RECORD SET ▸
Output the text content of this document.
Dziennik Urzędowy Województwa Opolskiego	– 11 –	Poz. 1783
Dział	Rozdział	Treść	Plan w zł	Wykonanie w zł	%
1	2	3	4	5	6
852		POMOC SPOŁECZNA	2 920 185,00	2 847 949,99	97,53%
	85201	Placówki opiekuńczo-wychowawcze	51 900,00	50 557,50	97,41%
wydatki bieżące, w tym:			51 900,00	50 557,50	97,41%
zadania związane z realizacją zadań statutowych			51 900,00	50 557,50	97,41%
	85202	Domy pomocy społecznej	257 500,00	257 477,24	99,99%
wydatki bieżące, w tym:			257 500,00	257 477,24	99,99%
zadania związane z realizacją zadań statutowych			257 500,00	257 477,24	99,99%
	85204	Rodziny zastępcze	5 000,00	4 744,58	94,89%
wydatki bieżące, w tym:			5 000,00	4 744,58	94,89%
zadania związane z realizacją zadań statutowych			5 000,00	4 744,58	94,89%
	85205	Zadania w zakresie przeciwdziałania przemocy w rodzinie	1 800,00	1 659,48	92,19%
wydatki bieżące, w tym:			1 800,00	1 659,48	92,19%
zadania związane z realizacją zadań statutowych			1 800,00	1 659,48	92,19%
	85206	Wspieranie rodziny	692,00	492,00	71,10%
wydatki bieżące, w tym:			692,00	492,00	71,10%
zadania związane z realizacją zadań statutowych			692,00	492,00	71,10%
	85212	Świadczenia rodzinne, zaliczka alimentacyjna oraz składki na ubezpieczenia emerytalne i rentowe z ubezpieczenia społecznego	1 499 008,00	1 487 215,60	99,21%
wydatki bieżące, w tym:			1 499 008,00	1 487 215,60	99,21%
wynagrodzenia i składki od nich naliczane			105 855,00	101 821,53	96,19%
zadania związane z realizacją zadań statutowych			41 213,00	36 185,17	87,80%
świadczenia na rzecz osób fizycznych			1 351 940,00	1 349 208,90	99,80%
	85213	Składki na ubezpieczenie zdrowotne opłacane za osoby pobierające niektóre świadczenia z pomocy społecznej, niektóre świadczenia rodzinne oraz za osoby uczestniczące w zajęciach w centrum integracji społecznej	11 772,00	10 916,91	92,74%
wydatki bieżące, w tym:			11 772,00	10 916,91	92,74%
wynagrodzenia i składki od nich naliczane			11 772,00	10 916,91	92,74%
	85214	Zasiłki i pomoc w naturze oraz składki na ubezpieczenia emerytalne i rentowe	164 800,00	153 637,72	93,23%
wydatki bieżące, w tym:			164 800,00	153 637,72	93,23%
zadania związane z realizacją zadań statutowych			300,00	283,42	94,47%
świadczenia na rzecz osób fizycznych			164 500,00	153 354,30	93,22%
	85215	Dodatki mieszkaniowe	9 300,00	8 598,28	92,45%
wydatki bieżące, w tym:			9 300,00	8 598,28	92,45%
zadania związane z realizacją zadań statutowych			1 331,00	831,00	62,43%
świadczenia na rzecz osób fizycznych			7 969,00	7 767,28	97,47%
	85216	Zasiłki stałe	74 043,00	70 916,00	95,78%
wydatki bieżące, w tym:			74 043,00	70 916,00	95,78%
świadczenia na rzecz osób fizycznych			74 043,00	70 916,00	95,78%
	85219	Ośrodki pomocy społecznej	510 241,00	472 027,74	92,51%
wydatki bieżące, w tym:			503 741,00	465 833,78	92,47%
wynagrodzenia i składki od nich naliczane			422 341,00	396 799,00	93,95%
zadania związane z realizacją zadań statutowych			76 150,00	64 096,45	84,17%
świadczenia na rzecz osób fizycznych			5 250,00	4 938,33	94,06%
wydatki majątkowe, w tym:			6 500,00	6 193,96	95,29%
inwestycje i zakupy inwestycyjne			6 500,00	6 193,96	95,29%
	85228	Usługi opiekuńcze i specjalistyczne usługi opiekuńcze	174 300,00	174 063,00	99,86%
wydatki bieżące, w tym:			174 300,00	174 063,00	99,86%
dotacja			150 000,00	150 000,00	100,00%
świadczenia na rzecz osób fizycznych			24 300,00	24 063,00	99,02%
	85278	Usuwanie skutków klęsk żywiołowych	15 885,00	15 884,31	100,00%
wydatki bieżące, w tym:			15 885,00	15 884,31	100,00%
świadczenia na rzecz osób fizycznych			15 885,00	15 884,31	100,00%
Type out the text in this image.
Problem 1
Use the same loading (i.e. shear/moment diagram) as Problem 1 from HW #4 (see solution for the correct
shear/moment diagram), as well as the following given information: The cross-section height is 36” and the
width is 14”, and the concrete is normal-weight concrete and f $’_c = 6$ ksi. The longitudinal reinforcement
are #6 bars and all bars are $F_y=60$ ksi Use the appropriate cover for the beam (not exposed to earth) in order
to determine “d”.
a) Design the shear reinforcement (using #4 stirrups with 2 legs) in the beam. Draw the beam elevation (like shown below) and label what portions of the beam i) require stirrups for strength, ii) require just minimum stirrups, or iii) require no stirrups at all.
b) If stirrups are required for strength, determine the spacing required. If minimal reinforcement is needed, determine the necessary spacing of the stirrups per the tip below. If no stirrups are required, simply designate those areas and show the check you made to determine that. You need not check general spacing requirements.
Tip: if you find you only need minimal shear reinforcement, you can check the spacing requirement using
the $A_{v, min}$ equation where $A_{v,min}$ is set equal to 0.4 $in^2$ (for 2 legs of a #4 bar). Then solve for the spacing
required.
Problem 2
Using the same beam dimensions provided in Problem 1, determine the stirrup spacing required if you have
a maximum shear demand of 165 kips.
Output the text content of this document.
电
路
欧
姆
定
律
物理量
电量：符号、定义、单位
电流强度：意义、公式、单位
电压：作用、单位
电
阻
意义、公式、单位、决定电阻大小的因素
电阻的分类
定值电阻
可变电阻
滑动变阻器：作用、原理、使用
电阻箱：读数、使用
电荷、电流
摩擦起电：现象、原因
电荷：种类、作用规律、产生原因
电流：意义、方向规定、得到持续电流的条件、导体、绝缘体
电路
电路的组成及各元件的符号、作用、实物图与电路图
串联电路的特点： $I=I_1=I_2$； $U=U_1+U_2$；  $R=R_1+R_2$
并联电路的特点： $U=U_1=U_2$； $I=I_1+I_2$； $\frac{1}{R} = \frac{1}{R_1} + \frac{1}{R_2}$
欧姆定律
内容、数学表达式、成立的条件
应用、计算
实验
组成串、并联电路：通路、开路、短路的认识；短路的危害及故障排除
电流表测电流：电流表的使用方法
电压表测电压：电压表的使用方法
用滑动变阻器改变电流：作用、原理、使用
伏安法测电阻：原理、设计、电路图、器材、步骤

TO DO ▸ Print every record exactly as it was given.

SOLVED EXERCISE ▸
Output the text content of this document.
Dziennik Urzędowy Województwa Opolskiego	– 11 –	Poz. 1783
Dział	Rozdział	Treść	Plan w zł	Wykonanie w zł	%
1	2	3	4	5	6
852		POMOC SPOŁECZNA	2 920 185,00	2 847 949,99	97,53%
	85201	Placówki opiekuńczo-wychowawcze	51 900,00	50 557,50	97,41%
wydatki bieżące, w tym:			51 900,00	50 557,50	97,41%
zadania związane z realizacją zadań statutowych			51 900,00	50 557,50	97,41%
	85202	Domy pomocy społecznej	257 500,00	257 477,24	99,99%
wydatki bieżące, w tym:			257 500,00	257 477,24	99,99%
zadania związane z realizacją zadań statutowych			257 500,00	257 477,24	99,99%
	85204	Rodziny zastępcze	5 000,00	4 744,58	94,89%
wydatki bieżące, w tym:			5 000,00	4 744,58	94,89%
zadania związane z realizacją zadań statutowych			5 000,00	4 744,58	94,89%
	85205	Zadania w zakresie przeciwdziałania przemocy w rodzinie	1 800,00	1 659,48	92,19%
wydatki bieżące, w tym:			1 800,00	1 659,48	92,19%
zadania związane z realizacją zadań statutowych			1 800,00	1 659,48	92,19%
	85206	Wspieranie rodziny	692,00	492,00	71,10%
wydatki bieżące, w tym:			692,00	492,00	71,10%
zadania związane z realizacją zadań statutowych			692,00	492,00	71,10%
	85212	Świadczenia rodzinne, zaliczka alimentacyjna oraz składki na ubezpieczenia emerytalne i rentowe z ubezpieczenia społecznego	1 499 008,00	1 487 215,60	99,21%
wydatki bieżące, w tym:			1 499 008,00	1 487 215,60	99,21%
wynagrodzenia i składki od nich naliczane			105 855,00	101 821,53	96,19%
zadania związane z realizacją zadań statutowych			41 213,00	36 185,17	87,80%
świadczenia na rzecz osób fizycznych			1 351 940,00	1 349 208,90	99,80%
	85213	Składki na ubezpieczenie zdrowotne opłacane za osoby pobierające niektóre świadczenia z pomocy społecznej, niektóre świadczenia rodzinne oraz za osoby uczestniczące w zajęciach w centrum integracji społecznej	11 772,00	10 916,91	92,74%
wydatki bieżące, w tym:			11 772,00	10 916,91	92,74%
wynagrodzenia i składki od nich naliczane			11 772,00	10 916,91	92,74%
	85214	Zasiłki i pomoc w naturze oraz składki na ubezpieczenia emerytalne i rentowe	164 800,00	153 637,72	93,23%
wydatki bieżące, w tym:			164 800,00	153 637,72	93,23%
zadania związane z realizacją zadań statutowych			300,00	283,42	94,47%
świadczenia na rzecz osób fizycznych			164 500,00	153 354,30	93,22%
	85215	Dodatki mieszkaniowe	9 300,00	8 598,28	92,45%
wydatki bieżące, w tym:			9 300,00	8 598,28	92,45%
zadania związane z realizacją zadań statutowych			1 331,00	831,00	62,43%
świadczenia na rzecz osób fizycznych			7 969,00	7 767,28	97,47%
	85216	Zasiłki stałe	74 043,00	70 916,00	95,78%
wydatki bieżące, w tym:			74 043,00	70 916,00	95,78%
świadczenia na rzecz osób fizycznych			74 043,00	70 916,00	95,78%
	85219	Ośrodki pomocy społecznej	510 241,00	472 027,74	92,51%
wydatki bieżące, w tym:			503 741,00	465 833,78	92,47%
wynagrodzenia i składki od nich naliczane			422 341,00	396 799,00	93,95%
zadania związane z realizacją zadań statutowych			76 150,00	64 096,45	84,17%
świadczenia na rzecz osób fizycznych			5 250,00	4 938,33	94,06%
wydatki majątkowe, w tym:			6 500,00	6 193,96	95,29%
inwestycje i zakupy inwestycyjne			6 500,00	6 193,96	95,29%
	85228	Usługi opiekuńcze i specjalistyczne usługi opiekuńcze	174 300,00	174 063,00	99,86%
wydatki bieżące, w tym:			174 300,00	174 063,00	99,86%
dotacja			150 000,00	150 000,00	100,00%
świadczenia na rzecz osób fizycznych			24 300,00	24 063,00	99,02%
	85278	Usuwanie skutków klęsk żywiołowych	15 885,00	15 884,31	100,00%
wydatki bieżące, w tym:			15 885,00	15 884,31	100,00%
świadczenia na rzecz osób fizycznych			15 885,00	15 884,31	100,00%
Type out the text in this image.
Problem 1
Use the same loading (i.e. shear/moment diagram) as Problem 1 from HW #4 (see solution for the correct
shear/moment diagram), as well as the following given information: The cross-section height is 36” and the
width is 14”, and the concrete is normal-weight concrete and f $’_c = 6$ ksi. The longitudinal reinforcement
are #6 bars and all bars are $F_y=60$ ksi Use the appropriate cover for the beam (not exposed to earth) in order
to determine “d”.
a) Design the shear reinforcement (using #4 stirrups with 2 legs) in the beam. Draw the beam elevation (like shown below) and label what portions of the beam i) require stirrups for strength, ii) require just minimum stirrups, or iii) require no stirrups at all.
b) If stirrups are required for strength, determine the spacing required. If minimal reinforcement is needed, determine the necessary spacing of the stirrups per the tip below. If no stirrups are required, simply designate those areas and show the check you made to determine that. You need not check general spacing requirements.
Tip: if you find you only need minimal shear reinforcement, you can check the spacing requirement using
the $A_{v, min}$ equation where $A_{v,min}$ is set equal to 0.4 $in^2$ (for 2 legs of a #4 bar). Then solve for the spacing
required.
Problem 2
Using the same beam dimensions provided in Problem 1, determine the stirrup spacing required if you have
a maximum shear demand of 165 kips.
Output the text content of this document.
电
路
欧
姆
定
律
物理量
电量：符号、定义、单位
电流强度：意义、公式、单位
电压：作用、单位
电
阻
意义、公式、单位、决定电阻大小的因素
电阻的分类
定值电阻
可变电阻
滑动变阻器：作用、原理、使用
电阻箱：读数、使用
电荷、电流
摩擦起电：现象、原因
电荷：种类、作用规律、产生原因
电流：意义、方向规定、得到持续电流的条件、导体、绝缘体
电路
电路的组成及各元件的符号、作用、实物图与电路图
串联电路的特点： $I=I_1=I_2$； $U=U_1+U_2$；  $R=R_1+R_2$
并联电路的特点： $U=U_1=U_2$； $I=I_1+I_2$； $\frac{1}{R} = \frac{1}{R_1} + \frac{1}{R_2}$
欧姆定律
内容、数学表达式、成立的条件
应用、计算
实验
组成串、并联电路：通路、开路、短路的认识；短路的危害及故障排除
电流表测电流：电流表的使用方法
电压表测电压：电压表的使用方法
用滑动变阻器改变电流：作用、原理、使用
伏安法测电阻：原理、设计、电路图、器材、步骤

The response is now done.